[Job] Output the records exactly as they appear, with no pictures included.

[Dataset]
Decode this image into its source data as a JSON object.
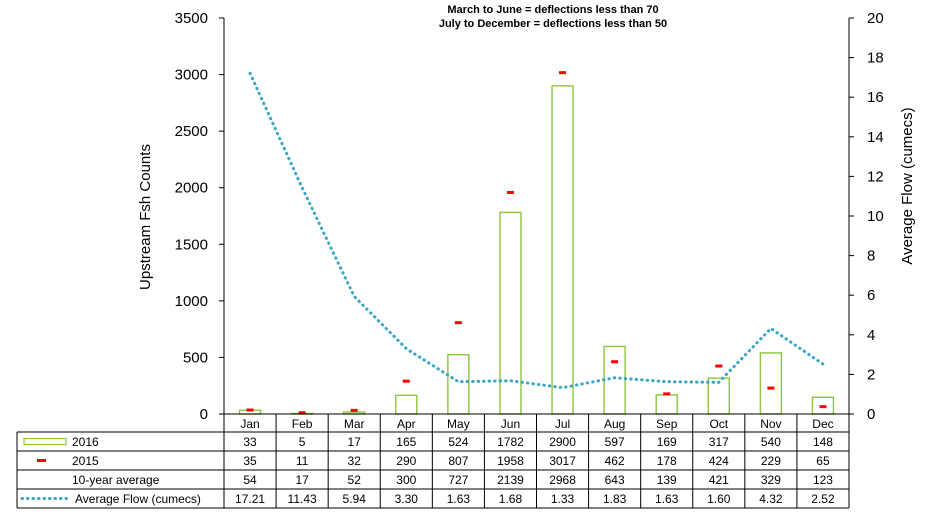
{
  "chart_data": {
    "type": "bar",
    "subtitle_lines": [
      "March to June = deflections less than 70",
      "July to December = deflections less than 50"
    ],
    "categories": [
      "Jan",
      "Feb",
      "Mar",
      "Apr",
      "May",
      "Jun",
      "Jul",
      "Aug",
      "Sep",
      "Oct",
      "Nov",
      "Dec"
    ],
    "y_left": {
      "label": "Upstream  Fsh Counts",
      "lim": [
        0,
        3500
      ],
      "ticks": [
        0,
        500,
        1000,
        1500,
        2000,
        2500,
        3000,
        3500
      ]
    },
    "y_right": {
      "label": "Average Flow (cumecs)",
      "lim": [
        0,
        20
      ],
      "ticks": [
        0,
        2,
        4,
        6,
        8,
        10,
        12,
        14,
        16,
        18,
        20
      ]
    },
    "grid": false,
    "series": [
      {
        "name": "2016",
        "kind": "bar",
        "axis": "left",
        "color": "#8cc63f",
        "values": [
          33,
          5,
          17,
          165,
          524,
          1782,
          2900,
          597,
          169,
          317,
          540,
          148
        ],
        "labels": [
          "33",
          "5",
          "17",
          "165",
          "524",
          "1782",
          "2900",
          "597",
          "169",
          "317",
          "540",
          "148"
        ]
      },
      {
        "name": "2015",
        "kind": "marker",
        "axis": "left",
        "color": "#ff0000",
        "values": [
          35,
          11,
          32,
          290,
          807,
          1958,
          3017,
          462,
          178,
          424,
          229,
          65
        ],
        "labels": [
          "35",
          "11",
          "32",
          "290",
          "807",
          "1958",
          "3017",
          "462",
          "178",
          "424",
          "229",
          "65"
        ]
      },
      {
        "name": "10-year average",
        "kind": "table-only",
        "axis": "left",
        "color": "",
        "values": [
          54,
          17,
          52,
          300,
          727,
          2139,
          2968,
          643,
          139,
          421,
          329,
          123
        ],
        "labels": [
          "54",
          "17",
          "52",
          "300",
          "727",
          "2139",
          "2968",
          "643",
          "139",
          "421",
          "329",
          "123"
        ]
      },
      {
        "name": "Average Flow (cumecs)",
        "kind": "dotted-line",
        "axis": "right",
        "color": "#3aa6c4",
        "values": [
          17.21,
          11.43,
          5.94,
          3.3,
          1.63,
          1.68,
          1.33,
          1.83,
          1.63,
          1.6,
          4.32,
          2.52
        ],
        "labels": [
          "17.21",
          "11.43",
          "5.94",
          "3.30",
          "1.63",
          "1.68",
          "1.33",
          "1.83",
          "1.63",
          "1.60",
          "4.32",
          "2.52"
        ]
      }
    ]
  }
}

[The output]
Decode this image into its source data as a JSON object.
{
  "chart_data": {
    "type": "bar",
    "subtitle_lines": [
      "March to June = deflections less than 70",
      "July to December = deflections less than 50"
    ],
    "categories": [
      "Jan",
      "Feb",
      "Mar",
      "Apr",
      "May",
      "Jun",
      "Jul",
      "Aug",
      "Sep",
      "Oct",
      "Nov",
      "Dec"
    ],
    "y_left": {
      "label": "Upstream  Fsh Counts",
      "lim": [
        0,
        3500
      ],
      "ticks": [
        0,
        500,
        1000,
        1500,
        2000,
        2500,
        3000,
        3500
      ]
    },
    "y_right": {
      "label": "Average Flow (cumecs)",
      "lim": [
        0,
        20
      ],
      "ticks": [
        0,
        2,
        4,
        6,
        8,
        10,
        12,
        14,
        16,
        18,
        20
      ]
    },
    "grid": false,
    "series": [
      {
        "name": "2016",
        "kind": "bar",
        "axis": "left",
        "color": "#8cc63f",
        "values": [
          33,
          5,
          17,
          165,
          524,
          1782,
          2900,
          597,
          169,
          317,
          540,
          148
        ],
        "labels": [
          "33",
          "5",
          "17",
          "165",
          "524",
          "1782",
          "2900",
          "597",
          "169",
          "317",
          "540",
          "148"
        ]
      },
      {
        "name": "2015",
        "kind": "marker",
        "axis": "left",
        "color": "#ff0000",
        "values": [
          35,
          11,
          32,
          290,
          807,
          1958,
          3017,
          462,
          178,
          424,
          229,
          65
        ],
        "labels": [
          "35",
          "11",
          "32",
          "290",
          "807",
          "1958",
          "3017",
          "462",
          "178",
          "424",
          "229",
          "65"
        ]
      },
      {
        "name": "10-year average",
        "kind": "table-only",
        "axis": "left",
        "color": "",
        "values": [
          54,
          17,
          52,
          300,
          727,
          2139,
          2968,
          643,
          139,
          421,
          329,
          123
        ],
        "labels": [
          "54",
          "17",
          "52",
          "300",
          "727",
          "2139",
          "2968",
          "643",
          "139",
          "421",
          "329",
          "123"
        ]
      },
      {
        "name": "Average Flow (cumecs)",
        "kind": "dotted-line",
        "axis": "right",
        "color": "#3aa6c4",
        "values": [
          17.21,
          11.43,
          5.94,
          3.3,
          1.63,
          1.68,
          1.33,
          1.83,
          1.63,
          1.6,
          4.32,
          2.52
        ],
        "labels": [
          "17.21",
          "11.43",
          "5.94",
          "3.30",
          "1.63",
          "1.68",
          "1.33",
          "1.83",
          "1.63",
          "1.60",
          "4.32",
          "2.52"
        ]
      }
    ]
  }
}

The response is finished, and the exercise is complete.